* [Soal]: Tentukan apakah setiap pernyataan berikut sesuai dengan kutipan tentang iman dan akal di bawah ini. Jawab ya atau tidak dan sertakan kutipan persis dari teks yang menjadi penentunya. (a) Akal diberikan oleh Allah untuk berpikir. (b) Berpikir yang benar cukup dilakukan dengan merenung. (c) Petunjuk Allah dapat diterima oleh siapa saja tanpa syarat.

* [Kutipan Bacaan]:
^^^^^^^^

Intinya, iman yang buta tidak bisa dijadikan sandaran dalam beragama :
1 Telasonika 5:21 : “Hendaklah segala perkara kamu uji dan yang baik kamu pegang.”Kita hanya bisa sampai kepada Tuhan apabila jalan yang kita tempuh juga benar, dan untuk tahu benar tidaknya maka gunakan akal untuk menganalisanya, apabila sesudah dianalisa dengan akal kebenaran itu tertolakkan maka bisa jadi dia bukan kebenaran sejati.Akal diberikan oleh Allah untuk berpikir, membedakan mana yang salah dan mana yang benar.Tanpa akal, manusia tidak lebih dari sekedar hewan yang tidak pernah memikirkan benar salah tindakannya bahkan mungkin jauh lebih sesat daripada itu.Allah telah mengutus para Nabi dan Rasul kedunia untuk memberikan petunjuk kepada manusia agar memilih jalan kebenaran, dan petunjuk Allah itu hanya bisa diterima oleh orang-orang yang mau untuk berpikir tentang hakikat kebenaran sejati. Dan berpikir yang benar didalam penerimaan tersebut adalah berpikir yang tidak hanya merenung atau asal-asalan, namun berusaha untuk mengerti, mempelajari, menyelidiki, memahami serta mengamalkan.

^^^^^^^^

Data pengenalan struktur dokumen
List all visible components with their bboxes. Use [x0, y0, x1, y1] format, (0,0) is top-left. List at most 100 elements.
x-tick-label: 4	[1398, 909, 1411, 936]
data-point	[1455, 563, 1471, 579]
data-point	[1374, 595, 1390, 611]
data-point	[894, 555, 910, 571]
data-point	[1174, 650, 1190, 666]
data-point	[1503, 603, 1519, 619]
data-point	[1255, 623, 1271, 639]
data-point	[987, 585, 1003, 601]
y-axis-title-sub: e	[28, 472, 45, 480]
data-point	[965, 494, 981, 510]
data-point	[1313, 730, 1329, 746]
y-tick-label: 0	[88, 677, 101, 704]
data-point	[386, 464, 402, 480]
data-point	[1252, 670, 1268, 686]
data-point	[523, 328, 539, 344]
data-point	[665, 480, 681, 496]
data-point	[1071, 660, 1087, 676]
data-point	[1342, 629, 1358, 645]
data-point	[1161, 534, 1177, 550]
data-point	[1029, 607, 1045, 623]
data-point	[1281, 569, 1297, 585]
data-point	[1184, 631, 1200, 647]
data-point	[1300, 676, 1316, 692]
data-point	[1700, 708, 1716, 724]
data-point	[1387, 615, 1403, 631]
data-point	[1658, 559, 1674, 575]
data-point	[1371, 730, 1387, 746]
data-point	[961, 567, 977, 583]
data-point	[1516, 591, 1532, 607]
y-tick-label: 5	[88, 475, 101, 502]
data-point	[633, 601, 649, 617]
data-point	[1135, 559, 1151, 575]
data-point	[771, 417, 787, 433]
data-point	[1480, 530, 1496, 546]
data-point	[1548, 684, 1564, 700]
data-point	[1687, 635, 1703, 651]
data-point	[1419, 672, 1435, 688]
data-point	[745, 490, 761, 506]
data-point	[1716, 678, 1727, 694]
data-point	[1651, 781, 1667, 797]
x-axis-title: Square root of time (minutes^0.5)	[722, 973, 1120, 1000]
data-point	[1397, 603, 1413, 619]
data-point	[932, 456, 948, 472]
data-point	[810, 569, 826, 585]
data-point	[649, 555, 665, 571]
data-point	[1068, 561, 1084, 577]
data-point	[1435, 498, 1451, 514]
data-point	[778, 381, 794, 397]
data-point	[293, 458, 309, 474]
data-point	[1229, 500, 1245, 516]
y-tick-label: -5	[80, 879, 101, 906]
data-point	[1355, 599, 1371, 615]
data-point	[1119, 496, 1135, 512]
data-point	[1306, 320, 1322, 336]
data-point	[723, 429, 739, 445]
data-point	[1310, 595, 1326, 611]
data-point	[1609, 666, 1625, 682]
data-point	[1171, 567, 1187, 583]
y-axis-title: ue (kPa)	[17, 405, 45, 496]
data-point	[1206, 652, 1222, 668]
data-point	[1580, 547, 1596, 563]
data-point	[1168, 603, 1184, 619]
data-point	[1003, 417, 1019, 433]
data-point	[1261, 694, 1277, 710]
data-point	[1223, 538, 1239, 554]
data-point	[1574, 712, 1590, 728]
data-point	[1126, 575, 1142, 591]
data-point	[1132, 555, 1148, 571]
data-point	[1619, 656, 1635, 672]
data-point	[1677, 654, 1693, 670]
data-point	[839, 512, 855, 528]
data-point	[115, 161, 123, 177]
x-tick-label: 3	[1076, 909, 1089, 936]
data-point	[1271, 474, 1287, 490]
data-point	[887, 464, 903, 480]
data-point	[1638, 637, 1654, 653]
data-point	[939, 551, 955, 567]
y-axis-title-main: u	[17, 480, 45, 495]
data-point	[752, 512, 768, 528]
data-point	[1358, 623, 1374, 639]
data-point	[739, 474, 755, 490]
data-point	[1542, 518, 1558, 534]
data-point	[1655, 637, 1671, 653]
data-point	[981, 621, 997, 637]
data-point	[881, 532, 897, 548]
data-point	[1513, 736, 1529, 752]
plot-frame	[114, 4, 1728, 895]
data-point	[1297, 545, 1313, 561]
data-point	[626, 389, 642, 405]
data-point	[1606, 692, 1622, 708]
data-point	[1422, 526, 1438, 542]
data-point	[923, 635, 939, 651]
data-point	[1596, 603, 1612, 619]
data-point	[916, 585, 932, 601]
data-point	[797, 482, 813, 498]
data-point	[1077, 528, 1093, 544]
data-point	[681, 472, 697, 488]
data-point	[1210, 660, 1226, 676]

^^^^^^^^

* [Pembahasan]:
(a) Ya: "Akal diberikan oleh Allah untuk berpikir, membedakan mana yang salah dan mana yang benar."
(b) Tidak: "berpikir yang tidak hanya merenung atau asal-asalan, namun berusaha untuk mengerti, mempelajari, menyelidiki, memahami serta mengamalkan."
(c) Tidak: "petunjuk Allah itu hanya bisa diterima oleh orang-orang yang mau untuk berpikir tentang hakikat kebenaran sejati."